What the task asks :: Which lines have the string "Temp"? Copy all of them from the entries below.

↓↓↓

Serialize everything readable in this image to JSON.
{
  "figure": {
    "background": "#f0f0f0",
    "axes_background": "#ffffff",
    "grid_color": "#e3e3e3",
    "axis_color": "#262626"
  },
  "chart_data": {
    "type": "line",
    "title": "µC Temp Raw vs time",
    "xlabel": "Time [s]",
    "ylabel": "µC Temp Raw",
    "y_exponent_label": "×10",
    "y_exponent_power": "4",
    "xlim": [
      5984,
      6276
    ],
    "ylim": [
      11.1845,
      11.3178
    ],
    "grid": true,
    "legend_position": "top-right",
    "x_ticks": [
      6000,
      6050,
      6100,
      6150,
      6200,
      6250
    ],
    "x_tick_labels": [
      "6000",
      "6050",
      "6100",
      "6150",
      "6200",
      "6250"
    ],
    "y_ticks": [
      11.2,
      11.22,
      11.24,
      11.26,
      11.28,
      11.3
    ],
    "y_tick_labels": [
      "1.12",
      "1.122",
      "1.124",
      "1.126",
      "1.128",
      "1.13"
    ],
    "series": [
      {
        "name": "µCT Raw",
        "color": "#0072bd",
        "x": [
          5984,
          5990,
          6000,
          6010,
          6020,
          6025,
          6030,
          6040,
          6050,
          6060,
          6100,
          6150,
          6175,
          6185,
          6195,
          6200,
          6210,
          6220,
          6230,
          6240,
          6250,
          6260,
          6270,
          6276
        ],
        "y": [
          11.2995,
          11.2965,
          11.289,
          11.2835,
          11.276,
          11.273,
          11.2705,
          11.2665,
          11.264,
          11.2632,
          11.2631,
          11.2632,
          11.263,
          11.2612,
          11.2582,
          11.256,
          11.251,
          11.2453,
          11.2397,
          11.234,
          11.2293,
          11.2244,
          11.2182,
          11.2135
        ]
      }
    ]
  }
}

↑↑↑

Expected answer ::
    "title": "µC Temp Raw vs time",
    "ylabel": "µC Temp Raw",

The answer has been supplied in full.